──────── SOURCE DATA ────────

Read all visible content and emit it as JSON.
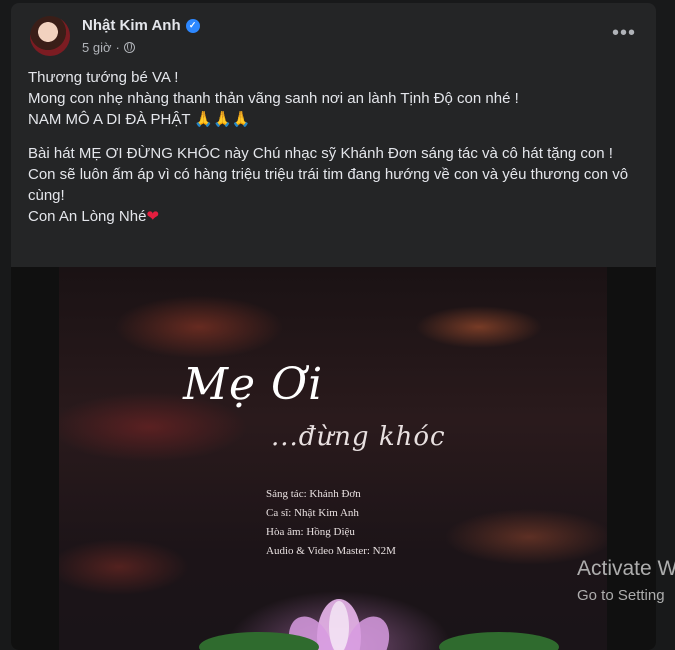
{
  "post": {
    "author": "Nhật Kim Anh",
    "time": "5 giờ",
    "separator": "·",
    "more": "•••",
    "paragraphs": [
      [
        "Thương tướng bé VA !",
        "Mong con nhẹ nhàng thanh thản vãng sanh nơi an lành Tịnh Độ con nhé !",
        "NAM MÔ A DI ĐÀ PHẬT 🙏🙏🙏"
      ],
      [
        "Bài hát MẸ ƠI ĐỪNG KHÓC này Chú nhạc sỹ Khánh Đơn sáng tác và cô hát tặng con !",
        "Con sẽ luôn ấm áp vì có hàng triệu triệu trái tim đang hướng về con và yêu thương con vô cùng!",
        "Con An Lòng Nhé"
      ]
    ],
    "heart": "❤"
  },
  "video": {
    "title": "Mẹ Ơi",
    "subtitle": "...đừng khóc",
    "credits": [
      "Sáng tác:  Khánh Đơn",
      "Ca sĩ:  Nhật Kim Anh",
      "Hòa âm:  Hồng Diệu",
      "Audio & Video Master:  N2M"
    ]
  },
  "watermark": {
    "line1": "Activate Wi",
    "line2": "Go to Setting"
  },
  "colors": {
    "background": "#18191a",
    "card": "#242526",
    "text": "#e4e6eb",
    "secondary": "#b0b3b8",
    "verified": "#2d88ff",
    "heart": "#e41e3f"
  },
  "icons": [
    "verified-icon",
    "globe-icon",
    "more-icon"
  ]
}
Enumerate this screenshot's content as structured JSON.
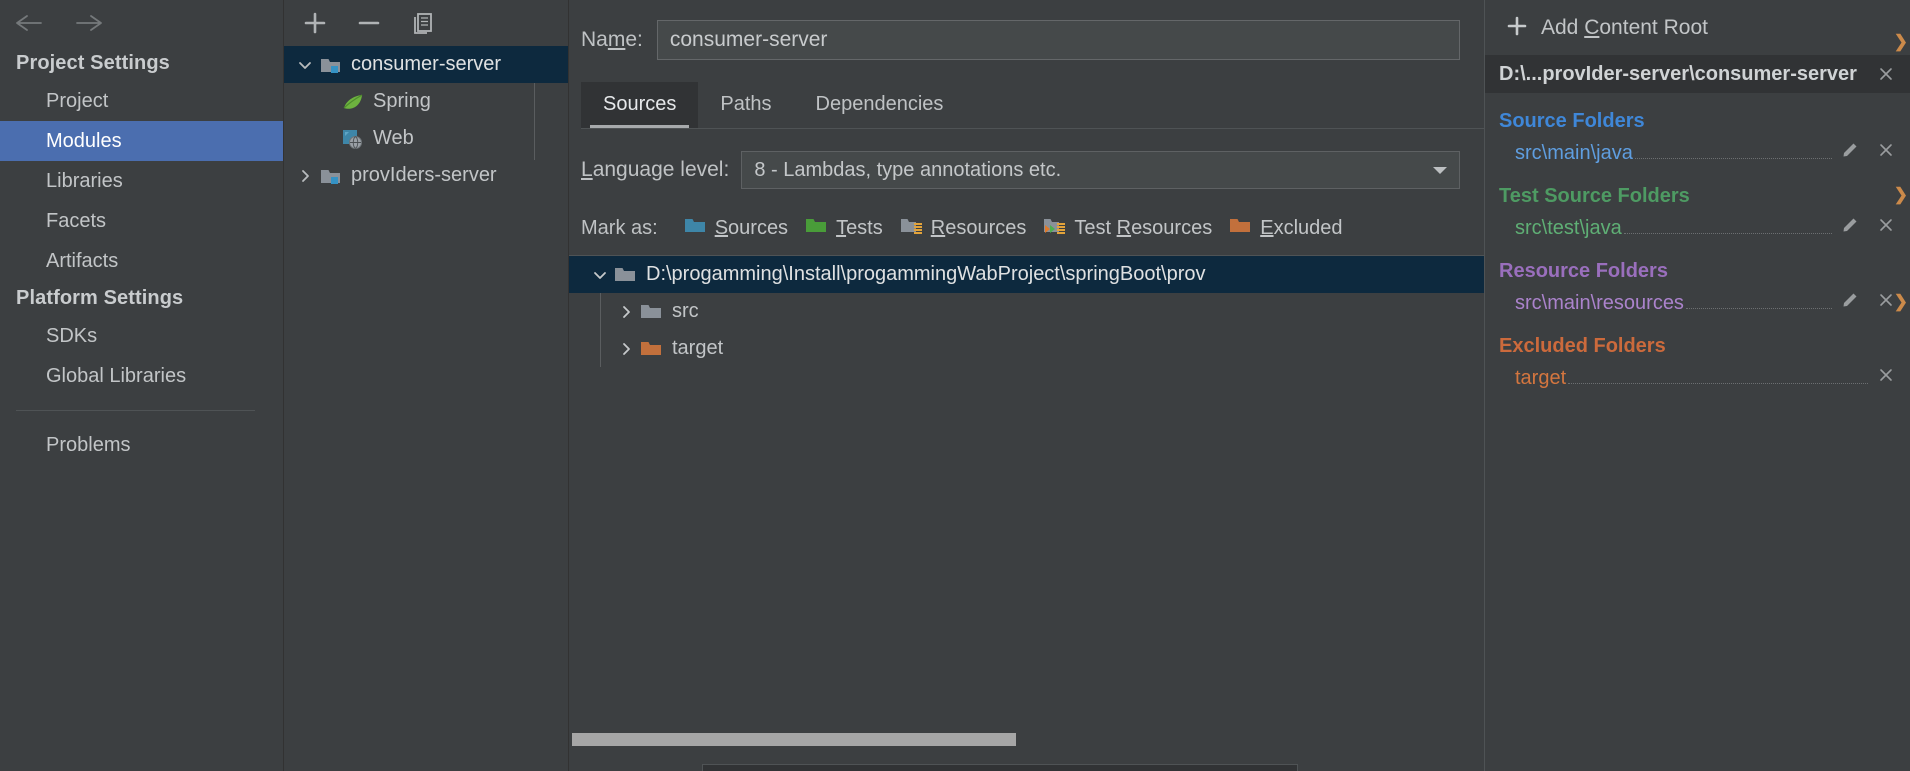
{
  "nav": {
    "back_icon": "arrow-left-icon",
    "forward_icon": "arrow-right-icon",
    "groups": [
      {
        "title": "Project Settings",
        "items": [
          {
            "label": "Project",
            "selected": false
          },
          {
            "label": "Modules",
            "selected": true
          },
          {
            "label": "Libraries",
            "selected": false
          },
          {
            "label": "Facets",
            "selected": false
          },
          {
            "label": "Artifacts",
            "selected": false
          }
        ]
      },
      {
        "title": "Platform Settings",
        "items": [
          {
            "label": "SDKs",
            "selected": false
          },
          {
            "label": "Global Libraries",
            "selected": false
          }
        ]
      }
    ],
    "problems_label": "Problems"
  },
  "modules_panel": {
    "toolbar": {
      "add_label": "+",
      "remove_label": "−",
      "copy_label": "copy-icon"
    },
    "tree": [
      {
        "label": "consumer-server",
        "icon": "module-folder-icon",
        "twisty": "expanded",
        "level": 0,
        "selected": true
      },
      {
        "label": "Spring",
        "icon": "spring-leaf-icon",
        "twisty": "none",
        "level": 1,
        "selected": false
      },
      {
        "label": "Web",
        "icon": "web-facet-icon",
        "twisty": "none",
        "level": 1,
        "selected": false
      },
      {
        "label": "provIders-server",
        "icon": "module-folder-icon",
        "twisty": "collapsed",
        "level": 0,
        "selected": false
      }
    ]
  },
  "main": {
    "name_label_pre": "Na",
    "name_label_mnemonic": "m",
    "name_label_post": "e:",
    "name_value": "consumer-server",
    "tabs": [
      {
        "label": "Sources",
        "active": true
      },
      {
        "label": "Paths",
        "active": false
      },
      {
        "label": "Dependencies",
        "active": false
      }
    ],
    "language_level": {
      "label_pre": "",
      "label_mnemonic": "L",
      "label_post": "anguage level:",
      "value": "8 - Lambdas, type annotations etc.",
      "arrow_icon": "chevron-down-icon"
    },
    "mark_as": {
      "label": "Mark as:",
      "buttons": [
        {
          "label_pre": "",
          "mnemonic": "S",
          "label_post": "ources",
          "icon": "folder-sources-icon",
          "color": "#3e86a8"
        },
        {
          "label_pre": "",
          "mnemonic": "T",
          "label_post": "ests",
          "icon": "folder-tests-icon",
          "color": "#499c39"
        },
        {
          "label_pre": "",
          "mnemonic": "R",
          "label_post": "esources",
          "icon": "folder-resources-icon",
          "color": "#8a9199"
        },
        {
          "label_pre": "Test ",
          "mnemonic": "R",
          "label_post": "esources",
          "icon": "folder-test-resources-icon",
          "color": "#8a9199"
        },
        {
          "label_pre": "",
          "mnemonic": "E",
          "label_post": "xcluded",
          "icon": "folder-excluded-icon",
          "color": "#c2703c"
        }
      ]
    },
    "content_tree": [
      {
        "label": "D:\\progamming\\Install\\progammingWabProject\\springBoot\\prov",
        "icon": "folder-icon",
        "twisty": "expanded",
        "level": 0,
        "selected": true,
        "color": "#8a9199"
      },
      {
        "label": "src",
        "icon": "folder-icon",
        "twisty": "collapsed",
        "level": 1,
        "selected": false,
        "color": "#8a9199"
      },
      {
        "label": "target",
        "icon": "folder-excluded-icon",
        "twisty": "collapsed",
        "level": 1,
        "selected": false,
        "color": "#c2703c"
      }
    ]
  },
  "details": {
    "add_content_root": {
      "label_pre": "Add ",
      "mnemonic": "C",
      "label_post": "ontent Root",
      "plus_icon": "plus-icon"
    },
    "content_root_path": "D:\\...provIder-server\\consumer-server",
    "content_root_remove_icon": "close-icon",
    "sections": [
      {
        "title": "Source Folders",
        "kind": "sources",
        "color": "#3f87d8",
        "folders": [
          {
            "path": "src\\main\\java",
            "has_edit": true,
            "has_remove": true
          }
        ]
      },
      {
        "title": "Test Source Folders",
        "kind": "tests",
        "color": "#4e9b63",
        "folders": [
          {
            "path": "src\\test\\java",
            "has_edit": true,
            "has_remove": true
          }
        ]
      },
      {
        "title": "Resource Folders",
        "kind": "resources",
        "color": "#9a6fbd",
        "folders": [
          {
            "path": "src\\main\\resources",
            "has_edit": true,
            "has_remove": true
          }
        ]
      },
      {
        "title": "Excluded Folders",
        "kind": "excluded",
        "color": "#cc6a3c",
        "folders": [
          {
            "path": "target",
            "has_edit": false,
            "has_remove": true
          }
        ]
      }
    ],
    "edit_icon": "pencil-icon",
    "remove_icon": "close-icon"
  },
  "colors": {
    "background": "#3c3f41",
    "selection_blue": "#4b6eaf",
    "tree_selection": "#0d293e",
    "tab_active_bg": "#313335",
    "accent_orange": "#cc8a4a"
  }
}
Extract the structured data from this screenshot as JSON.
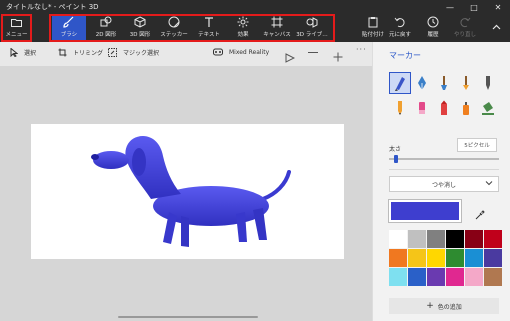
{
  "window": {
    "title": "タイトルなし* - ペイント 3D",
    "minimize": "—",
    "maximize": "□",
    "close": "✕"
  },
  "ribbon": {
    "menu": "メニュー",
    "tools": [
      {
        "label": "ブラシ",
        "icon": "brush-icon",
        "active": true
      },
      {
        "label": "2D 図形",
        "icon": "2d-shapes-icon"
      },
      {
        "label": "3D 図形",
        "icon": "3d-shapes-icon"
      },
      {
        "label": "ステッカー",
        "icon": "stickers-icon"
      },
      {
        "label": "テキスト",
        "icon": "text-icon"
      },
      {
        "label": "効果",
        "icon": "effects-icon"
      },
      {
        "label": "キャンバス",
        "icon": "canvas-icon"
      },
      {
        "label": "3D ライブ…",
        "icon": "3d-library-icon"
      }
    ],
    "actions": [
      {
        "label": "貼付付け",
        "icon": "paste-icon"
      },
      {
        "label": "元に戻す",
        "icon": "undo-icon"
      },
      {
        "label": "履歴",
        "icon": "history-icon"
      },
      {
        "label": "やり直し",
        "icon": "redo-icon",
        "disabled": true
      }
    ]
  },
  "subbar": {
    "select": "選択",
    "trim": "トリミング",
    "magic_select": "マジック選択",
    "mixed_reality": "Mixed Reality"
  },
  "panel": {
    "title": "マーカー",
    "thickness_label": "太さ",
    "thickness_value": "5ピクセル",
    "finish": "つや消し",
    "add_color": "色の追加",
    "current_color": "#3e3ecf",
    "brushes": [
      {
        "name": "marker",
        "color": "#3a55c8"
      },
      {
        "name": "calligraphy-pen",
        "color": "#3a7fc8"
      },
      {
        "name": "oil-brush",
        "color": "#3a7fc8"
      },
      {
        "name": "watercolor",
        "color": "#f0a030"
      },
      {
        "name": "pixel-pen",
        "color": "#555555"
      },
      {
        "name": "pencil",
        "color": "#f0a030"
      },
      {
        "name": "eraser",
        "color": "#e34a8a"
      },
      {
        "name": "crayon",
        "color": "#e04040"
      },
      {
        "name": "spray-can",
        "color": "#f08020"
      },
      {
        "name": "fill",
        "color": "#4a8a4a"
      }
    ],
    "swatches": [
      "#ffffff",
      "#c0c0c0",
      "#808080",
      "#000000",
      "#880015",
      "#c0001b",
      "#f07820",
      "#f5c518",
      "#ffd700",
      "#2e8b30",
      "#1a8fd4",
      "#4a3aa0",
      "#7ee0f0",
      "#2a60c8",
      "#6a3ab0",
      "#e02890",
      "#f4a8c8",
      "#b07850"
    ]
  },
  "accent": "#2f56c8",
  "annotation_color": "#e41b1b"
}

────────

→ **EXERCISE DETAILS**: Lines containing the word "Khánh" must all be returned from the material above.

→ **OUTPUT FOR THIS TASK**:
        "Bài hát MẸ ƠI ĐỪNG KHÓC này Chú nhạc sỹ Khánh Đơn sáng tác và cô hát tặng con !",
      "Sáng tác:  Khánh Đơn",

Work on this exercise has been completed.